Dataset records on visual material
= = = =

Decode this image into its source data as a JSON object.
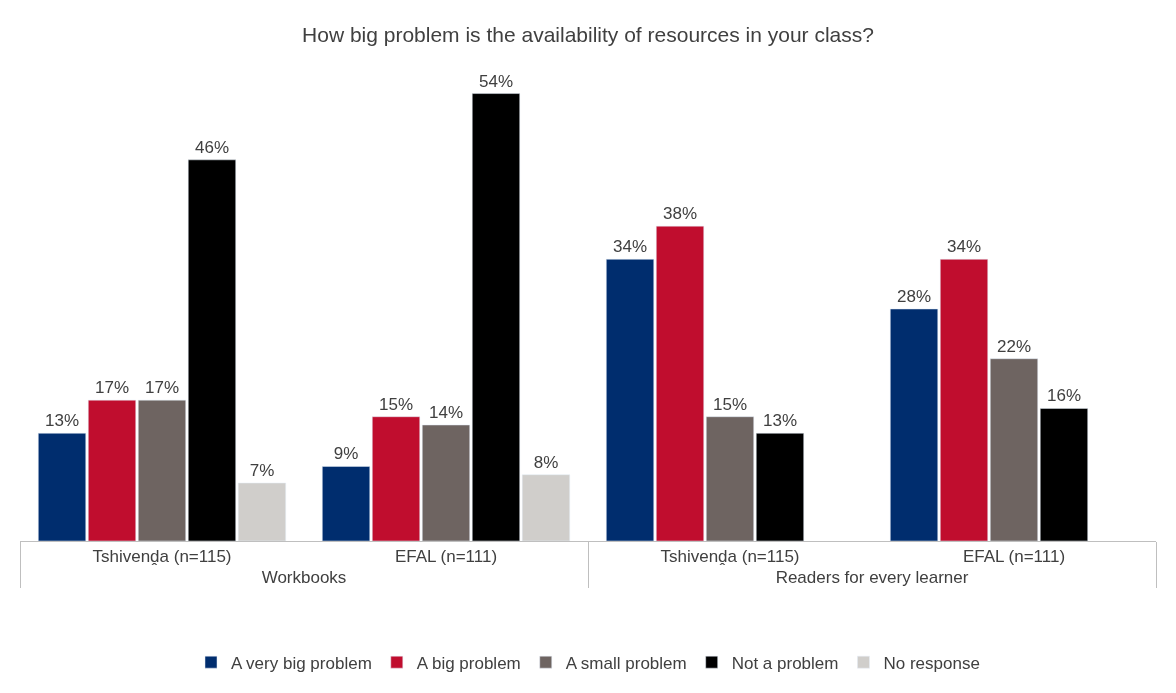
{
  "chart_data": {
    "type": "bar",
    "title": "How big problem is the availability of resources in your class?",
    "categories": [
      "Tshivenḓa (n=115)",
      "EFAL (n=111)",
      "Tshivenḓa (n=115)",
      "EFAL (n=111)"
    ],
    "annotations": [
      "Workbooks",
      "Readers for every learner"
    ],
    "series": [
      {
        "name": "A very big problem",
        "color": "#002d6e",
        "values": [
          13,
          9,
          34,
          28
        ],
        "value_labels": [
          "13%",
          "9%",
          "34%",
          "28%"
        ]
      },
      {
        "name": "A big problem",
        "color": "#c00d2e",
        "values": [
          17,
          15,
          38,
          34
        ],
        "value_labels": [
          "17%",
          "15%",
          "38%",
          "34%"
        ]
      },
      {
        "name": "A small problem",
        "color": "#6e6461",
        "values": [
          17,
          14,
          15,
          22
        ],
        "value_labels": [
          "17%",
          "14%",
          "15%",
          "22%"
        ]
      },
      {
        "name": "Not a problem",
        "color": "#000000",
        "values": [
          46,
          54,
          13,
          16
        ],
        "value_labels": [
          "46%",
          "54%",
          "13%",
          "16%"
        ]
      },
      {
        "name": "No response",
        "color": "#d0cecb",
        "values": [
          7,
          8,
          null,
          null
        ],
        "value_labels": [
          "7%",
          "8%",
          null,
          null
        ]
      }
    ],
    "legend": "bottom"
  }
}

= = = =

Aim
Quote the listing above in full, except for the pictures.

Answer to the task
Decode this image into its source data as a JSON object.
{
  "chart_data": {
    "type": "bar",
    "title": "How big problem is the availability of resources in your class?",
    "categories": [
      "Tshivenḓa (n=115)",
      "EFAL (n=111)",
      "Tshivenḓa (n=115)",
      "EFAL (n=111)"
    ],
    "annotations": [
      "Workbooks",
      "Readers for every learner"
    ],
    "series": [
      {
        "name": "A very big problem",
        "color": "#002d6e",
        "values": [
          13,
          9,
          34,
          28
        ],
        "value_labels": [
          "13%",
          "9%",
          "34%",
          "28%"
        ]
      },
      {
        "name": "A big problem",
        "color": "#c00d2e",
        "values": [
          17,
          15,
          38,
          34
        ],
        "value_labels": [
          "17%",
          "15%",
          "38%",
          "34%"
        ]
      },
      {
        "name": "A small problem",
        "color": "#6e6461",
        "values": [
          17,
          14,
          15,
          22
        ],
        "value_labels": [
          "17%",
          "14%",
          "15%",
          "22%"
        ]
      },
      {
        "name": "Not a problem",
        "color": "#000000",
        "values": [
          46,
          54,
          13,
          16
        ],
        "value_labels": [
          "46%",
          "54%",
          "13%",
          "16%"
        ]
      },
      {
        "name": "No response",
        "color": "#d0cecb",
        "values": [
          7,
          8,
          null,
          null
        ],
        "value_labels": [
          "7%",
          "8%",
          null,
          null
        ]
      }
    ],
    "legend": "bottom"
  }
}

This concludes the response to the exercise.